● WHAT THE TASK ASKS:
What lines of the data include the string "dash"? Copy them all.

● DATA IN THIS EXERCISE:

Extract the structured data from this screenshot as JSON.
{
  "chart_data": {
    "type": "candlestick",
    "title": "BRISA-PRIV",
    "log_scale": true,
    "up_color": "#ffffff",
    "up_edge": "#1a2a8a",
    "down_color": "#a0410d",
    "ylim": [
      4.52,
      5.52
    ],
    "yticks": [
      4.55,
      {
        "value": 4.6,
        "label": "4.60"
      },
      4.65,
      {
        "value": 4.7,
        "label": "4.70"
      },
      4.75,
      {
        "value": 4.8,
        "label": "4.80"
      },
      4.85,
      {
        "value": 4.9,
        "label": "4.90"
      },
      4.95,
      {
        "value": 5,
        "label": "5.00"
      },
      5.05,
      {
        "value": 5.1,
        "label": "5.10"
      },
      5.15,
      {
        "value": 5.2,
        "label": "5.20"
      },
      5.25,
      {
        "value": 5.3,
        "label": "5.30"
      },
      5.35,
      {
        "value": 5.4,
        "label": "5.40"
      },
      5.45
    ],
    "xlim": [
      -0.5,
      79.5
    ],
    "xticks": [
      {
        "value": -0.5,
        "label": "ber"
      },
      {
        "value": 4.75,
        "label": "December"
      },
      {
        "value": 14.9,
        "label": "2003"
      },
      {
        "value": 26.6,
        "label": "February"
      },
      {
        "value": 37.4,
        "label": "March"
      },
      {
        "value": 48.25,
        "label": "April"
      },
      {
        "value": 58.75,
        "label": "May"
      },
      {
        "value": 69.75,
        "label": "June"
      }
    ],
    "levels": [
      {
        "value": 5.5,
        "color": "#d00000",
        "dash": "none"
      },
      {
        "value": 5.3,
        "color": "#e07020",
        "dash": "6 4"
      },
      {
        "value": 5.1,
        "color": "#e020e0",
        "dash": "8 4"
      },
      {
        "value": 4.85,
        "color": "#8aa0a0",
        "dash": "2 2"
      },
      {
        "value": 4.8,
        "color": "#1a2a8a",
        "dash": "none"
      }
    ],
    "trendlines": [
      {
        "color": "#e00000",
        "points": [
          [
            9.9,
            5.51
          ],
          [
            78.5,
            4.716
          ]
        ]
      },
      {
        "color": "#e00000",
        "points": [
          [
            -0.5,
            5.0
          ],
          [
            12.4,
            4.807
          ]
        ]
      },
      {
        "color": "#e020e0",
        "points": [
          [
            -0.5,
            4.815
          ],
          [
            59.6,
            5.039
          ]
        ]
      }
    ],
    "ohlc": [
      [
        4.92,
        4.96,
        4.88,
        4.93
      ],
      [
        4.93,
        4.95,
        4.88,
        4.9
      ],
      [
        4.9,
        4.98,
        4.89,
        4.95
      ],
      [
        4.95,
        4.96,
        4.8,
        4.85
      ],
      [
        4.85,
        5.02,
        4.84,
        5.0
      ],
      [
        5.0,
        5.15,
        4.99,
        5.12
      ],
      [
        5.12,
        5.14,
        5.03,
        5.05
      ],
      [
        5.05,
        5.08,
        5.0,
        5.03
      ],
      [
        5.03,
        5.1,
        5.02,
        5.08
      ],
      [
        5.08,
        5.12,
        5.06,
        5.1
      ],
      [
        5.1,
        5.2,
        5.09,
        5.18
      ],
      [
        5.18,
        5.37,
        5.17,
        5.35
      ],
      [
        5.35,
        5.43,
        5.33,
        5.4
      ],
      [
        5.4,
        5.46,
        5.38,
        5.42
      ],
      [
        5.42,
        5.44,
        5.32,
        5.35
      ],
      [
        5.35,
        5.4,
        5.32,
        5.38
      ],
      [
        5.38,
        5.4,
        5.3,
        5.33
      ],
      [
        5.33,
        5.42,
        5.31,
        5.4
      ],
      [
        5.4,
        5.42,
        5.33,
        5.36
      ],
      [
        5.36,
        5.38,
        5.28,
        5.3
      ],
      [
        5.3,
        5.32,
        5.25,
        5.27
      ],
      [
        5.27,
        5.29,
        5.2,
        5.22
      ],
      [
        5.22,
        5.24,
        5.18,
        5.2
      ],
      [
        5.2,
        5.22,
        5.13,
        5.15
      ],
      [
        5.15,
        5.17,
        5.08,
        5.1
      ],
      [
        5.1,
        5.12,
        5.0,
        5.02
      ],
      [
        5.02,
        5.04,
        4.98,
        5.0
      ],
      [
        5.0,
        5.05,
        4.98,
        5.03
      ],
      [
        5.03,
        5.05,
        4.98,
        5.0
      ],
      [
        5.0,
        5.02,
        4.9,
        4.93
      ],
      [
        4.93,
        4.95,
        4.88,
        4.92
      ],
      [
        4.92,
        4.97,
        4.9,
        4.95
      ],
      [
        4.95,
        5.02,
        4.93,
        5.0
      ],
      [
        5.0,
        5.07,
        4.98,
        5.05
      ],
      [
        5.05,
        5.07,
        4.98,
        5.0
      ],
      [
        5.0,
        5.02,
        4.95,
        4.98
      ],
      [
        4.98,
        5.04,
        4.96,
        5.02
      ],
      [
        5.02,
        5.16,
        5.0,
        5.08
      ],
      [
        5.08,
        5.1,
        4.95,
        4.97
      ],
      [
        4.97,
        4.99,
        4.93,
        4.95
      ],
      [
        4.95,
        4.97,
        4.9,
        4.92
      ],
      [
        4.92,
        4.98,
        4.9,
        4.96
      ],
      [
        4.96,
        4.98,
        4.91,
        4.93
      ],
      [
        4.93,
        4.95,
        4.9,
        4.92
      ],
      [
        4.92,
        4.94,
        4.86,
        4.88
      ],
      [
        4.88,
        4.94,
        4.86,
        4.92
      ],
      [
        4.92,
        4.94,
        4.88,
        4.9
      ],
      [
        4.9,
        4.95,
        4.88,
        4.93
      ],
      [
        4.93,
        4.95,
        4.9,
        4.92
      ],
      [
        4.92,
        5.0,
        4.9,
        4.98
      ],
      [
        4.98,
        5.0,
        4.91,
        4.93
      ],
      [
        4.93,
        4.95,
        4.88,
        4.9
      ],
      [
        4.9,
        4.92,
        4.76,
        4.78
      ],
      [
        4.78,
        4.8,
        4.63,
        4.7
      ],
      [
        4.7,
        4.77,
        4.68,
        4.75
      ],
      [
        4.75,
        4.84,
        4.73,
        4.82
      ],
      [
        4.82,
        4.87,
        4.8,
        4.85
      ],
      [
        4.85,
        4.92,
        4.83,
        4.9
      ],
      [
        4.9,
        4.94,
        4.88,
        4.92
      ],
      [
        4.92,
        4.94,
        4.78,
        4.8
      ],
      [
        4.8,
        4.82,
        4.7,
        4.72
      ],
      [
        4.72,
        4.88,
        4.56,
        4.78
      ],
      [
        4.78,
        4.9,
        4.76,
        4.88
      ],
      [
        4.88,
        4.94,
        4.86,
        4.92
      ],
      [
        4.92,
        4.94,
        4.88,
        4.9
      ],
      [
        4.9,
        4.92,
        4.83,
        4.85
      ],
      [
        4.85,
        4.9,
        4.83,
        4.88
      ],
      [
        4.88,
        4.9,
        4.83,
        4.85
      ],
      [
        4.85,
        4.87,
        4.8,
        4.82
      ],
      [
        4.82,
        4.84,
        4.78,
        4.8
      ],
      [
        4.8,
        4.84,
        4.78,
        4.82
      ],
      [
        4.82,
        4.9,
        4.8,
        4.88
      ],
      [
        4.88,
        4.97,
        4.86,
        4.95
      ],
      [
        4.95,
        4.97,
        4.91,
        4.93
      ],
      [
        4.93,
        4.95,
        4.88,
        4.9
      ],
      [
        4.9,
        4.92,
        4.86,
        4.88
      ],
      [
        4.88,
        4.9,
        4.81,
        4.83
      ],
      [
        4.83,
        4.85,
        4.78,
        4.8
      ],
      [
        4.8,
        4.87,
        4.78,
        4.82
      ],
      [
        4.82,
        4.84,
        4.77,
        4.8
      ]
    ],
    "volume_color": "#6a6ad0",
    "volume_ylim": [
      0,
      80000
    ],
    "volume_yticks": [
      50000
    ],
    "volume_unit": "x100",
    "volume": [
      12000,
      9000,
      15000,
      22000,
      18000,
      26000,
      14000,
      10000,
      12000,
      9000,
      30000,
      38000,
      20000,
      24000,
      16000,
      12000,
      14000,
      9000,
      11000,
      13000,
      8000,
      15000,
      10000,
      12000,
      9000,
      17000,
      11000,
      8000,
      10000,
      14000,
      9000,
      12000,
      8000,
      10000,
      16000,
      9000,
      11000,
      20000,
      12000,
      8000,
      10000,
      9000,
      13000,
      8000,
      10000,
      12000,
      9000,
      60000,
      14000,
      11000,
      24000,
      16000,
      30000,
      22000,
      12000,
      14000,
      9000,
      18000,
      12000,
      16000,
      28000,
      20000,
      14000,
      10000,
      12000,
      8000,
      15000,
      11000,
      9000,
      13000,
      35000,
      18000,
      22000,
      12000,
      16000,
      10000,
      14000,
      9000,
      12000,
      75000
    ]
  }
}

● OUTPUT FOR THIS TASK:
        "dash": "none"
        "dash": "6 4"
        "dash": "8 4"
        "dash": "2 2"
        "dash": "none"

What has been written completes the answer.